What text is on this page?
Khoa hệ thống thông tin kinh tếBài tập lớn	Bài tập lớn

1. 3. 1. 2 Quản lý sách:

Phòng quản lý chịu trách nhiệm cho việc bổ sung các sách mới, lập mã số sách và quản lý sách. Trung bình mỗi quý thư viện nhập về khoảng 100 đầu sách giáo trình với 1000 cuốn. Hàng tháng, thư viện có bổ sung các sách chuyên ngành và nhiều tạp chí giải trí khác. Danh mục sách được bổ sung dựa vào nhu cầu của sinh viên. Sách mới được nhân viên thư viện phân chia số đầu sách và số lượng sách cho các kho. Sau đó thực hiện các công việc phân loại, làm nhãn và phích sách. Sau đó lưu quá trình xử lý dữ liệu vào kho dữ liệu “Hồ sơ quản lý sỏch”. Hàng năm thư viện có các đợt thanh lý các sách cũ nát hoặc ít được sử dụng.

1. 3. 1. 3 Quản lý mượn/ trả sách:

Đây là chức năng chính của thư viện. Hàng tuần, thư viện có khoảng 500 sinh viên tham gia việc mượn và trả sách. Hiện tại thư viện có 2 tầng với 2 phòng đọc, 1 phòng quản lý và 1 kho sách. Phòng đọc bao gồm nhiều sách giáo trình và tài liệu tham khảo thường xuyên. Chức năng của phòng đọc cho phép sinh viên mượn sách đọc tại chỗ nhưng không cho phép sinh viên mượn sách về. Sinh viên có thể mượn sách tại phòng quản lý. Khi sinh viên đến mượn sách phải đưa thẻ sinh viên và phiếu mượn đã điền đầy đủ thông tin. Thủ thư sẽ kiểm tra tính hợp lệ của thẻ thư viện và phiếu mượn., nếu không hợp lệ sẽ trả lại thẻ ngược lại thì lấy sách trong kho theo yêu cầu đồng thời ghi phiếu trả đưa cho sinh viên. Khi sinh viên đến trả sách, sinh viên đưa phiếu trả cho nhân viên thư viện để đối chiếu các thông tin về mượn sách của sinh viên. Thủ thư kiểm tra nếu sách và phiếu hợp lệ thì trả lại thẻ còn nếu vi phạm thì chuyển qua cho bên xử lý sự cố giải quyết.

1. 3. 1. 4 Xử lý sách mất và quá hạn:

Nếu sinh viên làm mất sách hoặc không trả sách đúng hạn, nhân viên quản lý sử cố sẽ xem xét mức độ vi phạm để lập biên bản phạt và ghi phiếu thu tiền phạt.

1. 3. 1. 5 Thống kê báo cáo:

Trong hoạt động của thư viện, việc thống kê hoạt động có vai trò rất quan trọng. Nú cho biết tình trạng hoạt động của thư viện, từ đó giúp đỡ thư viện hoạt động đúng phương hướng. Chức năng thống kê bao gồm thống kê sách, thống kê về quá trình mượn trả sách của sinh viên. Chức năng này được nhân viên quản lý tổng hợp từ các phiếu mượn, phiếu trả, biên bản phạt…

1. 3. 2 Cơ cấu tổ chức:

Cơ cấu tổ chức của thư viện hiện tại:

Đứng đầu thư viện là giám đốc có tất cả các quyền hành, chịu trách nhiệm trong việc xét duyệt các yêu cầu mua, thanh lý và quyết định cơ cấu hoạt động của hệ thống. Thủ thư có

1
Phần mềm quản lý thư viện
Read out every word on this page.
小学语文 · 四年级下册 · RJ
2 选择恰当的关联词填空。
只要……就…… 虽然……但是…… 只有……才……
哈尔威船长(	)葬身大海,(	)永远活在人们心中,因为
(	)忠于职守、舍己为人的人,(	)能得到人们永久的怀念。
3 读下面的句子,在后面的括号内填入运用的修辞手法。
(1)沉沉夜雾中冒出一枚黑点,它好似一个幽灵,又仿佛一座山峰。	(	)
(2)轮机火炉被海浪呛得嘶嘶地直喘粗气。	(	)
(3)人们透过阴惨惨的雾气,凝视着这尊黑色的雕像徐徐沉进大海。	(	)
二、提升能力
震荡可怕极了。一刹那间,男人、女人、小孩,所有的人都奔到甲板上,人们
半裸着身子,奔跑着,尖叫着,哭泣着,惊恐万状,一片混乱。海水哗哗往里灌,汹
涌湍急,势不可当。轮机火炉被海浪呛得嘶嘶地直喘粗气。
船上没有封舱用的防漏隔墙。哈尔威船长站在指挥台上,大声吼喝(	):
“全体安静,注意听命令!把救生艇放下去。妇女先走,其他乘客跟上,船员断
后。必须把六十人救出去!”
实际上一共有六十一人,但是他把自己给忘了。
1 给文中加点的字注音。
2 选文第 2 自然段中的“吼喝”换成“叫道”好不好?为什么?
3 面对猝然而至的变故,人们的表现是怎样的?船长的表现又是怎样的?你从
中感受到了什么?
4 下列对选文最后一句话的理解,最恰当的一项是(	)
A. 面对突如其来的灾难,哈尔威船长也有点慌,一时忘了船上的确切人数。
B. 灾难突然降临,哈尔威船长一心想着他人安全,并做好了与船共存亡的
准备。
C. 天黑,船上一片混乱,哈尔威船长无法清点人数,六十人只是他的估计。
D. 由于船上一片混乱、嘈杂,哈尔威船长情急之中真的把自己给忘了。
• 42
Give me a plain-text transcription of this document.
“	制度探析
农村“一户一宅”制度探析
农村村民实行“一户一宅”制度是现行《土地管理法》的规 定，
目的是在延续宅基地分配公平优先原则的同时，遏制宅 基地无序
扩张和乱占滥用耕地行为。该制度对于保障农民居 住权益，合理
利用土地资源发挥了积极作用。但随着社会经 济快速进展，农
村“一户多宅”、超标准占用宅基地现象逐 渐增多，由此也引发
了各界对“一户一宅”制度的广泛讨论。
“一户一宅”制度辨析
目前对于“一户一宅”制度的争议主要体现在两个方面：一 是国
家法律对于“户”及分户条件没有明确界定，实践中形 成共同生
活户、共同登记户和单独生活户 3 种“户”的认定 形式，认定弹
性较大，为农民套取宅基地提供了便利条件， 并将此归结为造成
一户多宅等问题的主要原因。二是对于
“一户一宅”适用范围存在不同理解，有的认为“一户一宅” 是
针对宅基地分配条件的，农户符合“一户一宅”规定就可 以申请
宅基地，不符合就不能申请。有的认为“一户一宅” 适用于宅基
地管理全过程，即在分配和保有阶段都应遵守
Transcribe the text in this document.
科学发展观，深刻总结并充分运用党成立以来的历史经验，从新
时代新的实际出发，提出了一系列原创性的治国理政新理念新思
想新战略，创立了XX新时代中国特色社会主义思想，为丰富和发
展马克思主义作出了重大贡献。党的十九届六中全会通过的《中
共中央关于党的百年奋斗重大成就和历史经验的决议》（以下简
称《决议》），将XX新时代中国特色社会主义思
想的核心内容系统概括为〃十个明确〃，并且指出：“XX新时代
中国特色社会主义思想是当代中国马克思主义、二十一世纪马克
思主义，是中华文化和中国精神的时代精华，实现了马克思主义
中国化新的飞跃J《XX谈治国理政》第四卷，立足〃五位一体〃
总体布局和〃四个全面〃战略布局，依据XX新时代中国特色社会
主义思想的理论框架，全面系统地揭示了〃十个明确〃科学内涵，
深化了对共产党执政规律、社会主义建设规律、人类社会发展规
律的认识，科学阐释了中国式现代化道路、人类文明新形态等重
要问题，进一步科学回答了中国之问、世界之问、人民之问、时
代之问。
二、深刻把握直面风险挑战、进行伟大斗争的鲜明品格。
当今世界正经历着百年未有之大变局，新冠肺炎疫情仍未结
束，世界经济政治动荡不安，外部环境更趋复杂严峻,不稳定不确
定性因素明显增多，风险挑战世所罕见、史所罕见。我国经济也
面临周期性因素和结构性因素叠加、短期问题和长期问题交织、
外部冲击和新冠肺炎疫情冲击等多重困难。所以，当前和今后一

......

— What is being asked —
The lines to collect are those holding the string "không"; copy them all.

— Task response —
Đây là chức năng chính của thư viện. Hàng tuần, thư viện có khoảng 500 sinh viên tham gia việc mượn và trả sách. Hiện tại thư viện có 2 tầng với 2 phòng đọc, 1 phòng quản lý và 1 kho sách. Phòng đọc bao gồm nhiều sách giáo trình và tài liệu tham khảo thường xuyên. Chức năng của phòng đọc cho phép sinh viên mượn sách đọc tại chỗ nhưng không cho phép sinh viên mượn sách về. Sinh viên có thể mượn sách tại phòng quản lý. Khi sinh viên đến mượn sách phải đưa thẻ sinh viên và phiếu mượn đã điền đầy đủ thông tin. Thủ thư sẽ kiểm tra tính hợp lệ của thẻ thư viện và phiếu mượn., nếu không hợp lệ sẽ trả lại thẻ ngược lại thì lấy sách trong kho theo yêu cầu đồng thời ghi phiếu trả đưa cho sinh viên. Khi sinh viên đến trả sách, sinh viên đưa phiếu trả cho nhân viên thư viện để đối chiếu các thông tin về mượn sách của sinh viên. Thủ thư kiểm tra nếu sách và phiếu hợp lệ thì trả lại thẻ còn nếu vi phạm thì chuyển qua cho bên xử lý sự cố giải quyết.
Nếu sinh viên làm mất sách hoặc không trả sách đúng hạn, nhân viên quản lý sử cố sẽ xem xét mức độ vi phạm để lập biên bản phạt và ghi phiếu thu tiền phạt.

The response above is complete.